Repeat each line exactly, leaving nothing out.

---*---

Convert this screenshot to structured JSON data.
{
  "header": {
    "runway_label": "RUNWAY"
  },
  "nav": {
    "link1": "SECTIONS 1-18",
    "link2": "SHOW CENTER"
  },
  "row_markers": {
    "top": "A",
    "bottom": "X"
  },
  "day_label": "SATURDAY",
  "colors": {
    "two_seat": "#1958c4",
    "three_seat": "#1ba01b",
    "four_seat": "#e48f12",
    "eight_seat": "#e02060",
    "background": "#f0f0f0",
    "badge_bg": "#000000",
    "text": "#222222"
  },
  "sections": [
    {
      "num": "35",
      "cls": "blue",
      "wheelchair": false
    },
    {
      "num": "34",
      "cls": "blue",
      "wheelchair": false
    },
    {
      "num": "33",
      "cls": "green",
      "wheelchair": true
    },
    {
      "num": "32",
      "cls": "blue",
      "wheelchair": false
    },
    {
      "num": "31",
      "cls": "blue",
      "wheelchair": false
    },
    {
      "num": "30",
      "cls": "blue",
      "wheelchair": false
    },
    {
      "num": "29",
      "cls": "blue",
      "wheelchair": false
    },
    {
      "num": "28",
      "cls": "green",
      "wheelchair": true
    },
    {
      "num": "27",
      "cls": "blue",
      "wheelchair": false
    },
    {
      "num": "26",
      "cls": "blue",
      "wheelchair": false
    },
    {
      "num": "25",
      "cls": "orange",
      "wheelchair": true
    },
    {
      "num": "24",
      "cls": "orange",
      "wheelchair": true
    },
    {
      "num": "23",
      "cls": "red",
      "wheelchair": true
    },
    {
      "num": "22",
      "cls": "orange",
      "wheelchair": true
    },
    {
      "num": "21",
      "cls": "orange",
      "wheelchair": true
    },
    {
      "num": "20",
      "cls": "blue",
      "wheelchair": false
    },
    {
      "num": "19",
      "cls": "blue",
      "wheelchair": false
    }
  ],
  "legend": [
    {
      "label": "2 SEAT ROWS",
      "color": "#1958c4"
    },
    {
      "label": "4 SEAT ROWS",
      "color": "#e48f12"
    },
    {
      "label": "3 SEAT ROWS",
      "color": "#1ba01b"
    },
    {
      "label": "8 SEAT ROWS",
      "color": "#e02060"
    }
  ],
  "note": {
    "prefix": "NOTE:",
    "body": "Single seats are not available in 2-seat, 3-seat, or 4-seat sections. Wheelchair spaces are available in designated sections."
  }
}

---*---

## Exercise solution
Convert this screenshot to structured JSON data.
{
  "header": {
    "runway_label": "RUNWAY"
  },
  "nav": {
    "link1": "SECTIONS 1-18",
    "link2": "SHOW CENTER"
  },
  "row_markers": {
    "top": "A",
    "bottom": "X"
  },
  "day_label": "SATURDAY",
  "colors": {
    "two_seat": "#1958c4",
    "three_seat": "#1ba01b",
    "four_seat": "#e48f12",
    "eight_seat": "#e02060",
    "background": "#f0f0f0",
    "badge_bg": "#000000",
    "text": "#222222"
  },
  "sections": [
    {
      "num": "35",
      "cls": "blue",
      "wheelchair": false
    },
    {
      "num": "34",
      "cls": "blue",
      "wheelchair": false
    },
    {
      "num": "33",
      "cls": "green",
      "wheelchair": true
    },
    {
      "num": "32",
      "cls": "blue",
      "wheelchair": false
    },
    {
      "num": "31",
      "cls": "blue",
      "wheelchair": false
    },
    {
      "num": "30",
      "cls": "blue",
      "wheelchair": false
    },
    {
      "num": "29",
      "cls": "blue",
      "wheelchair": false
    },
    {
      "num": "28",
      "cls": "green",
      "wheelchair": true
    },
    {
      "num": "27",
      "cls": "blue",
      "wheelchair": false
    },
    {
      "num": "26",
      "cls": "blue",
      "wheelchair": false
    },
    {
      "num": "25",
      "cls": "orange",
      "wheelchair": true
    },
    {
      "num": "24",
      "cls": "orange",
      "wheelchair": true
    },
    {
      "num": "23",
      "cls": "red",
      "wheelchair": true
    },
    {
      "num": "22",
      "cls": "orange",
      "wheelchair": true
    },
    {
      "num": "21",
      "cls": "orange",
      "wheelchair": true
    },
    {
      "num": "20",
      "cls": "blue",
      "wheelchair": false
    },
    {
      "num": "19",
      "cls": "blue",
      "wheelchair": false
    }
  ],
  "legend": [
    {
      "label": "2 SEAT ROWS",
      "color": "#1958c4"
    },
    {
      "label": "4 SEAT ROWS",
      "color": "#e48f12"
    },
    {
      "label": "3 SEAT ROWS",
      "color": "#1ba01b"
    },
    {
      "label": "8 SEAT ROWS",
      "color": "#e02060"
    }
  ],
  "note": {
    "prefix": "NOTE:",
    "body": "Single seats are not available in 2-seat, 3-seat, or 4-seat sections. Wheelchair spaces are available in designated sections."
  }
}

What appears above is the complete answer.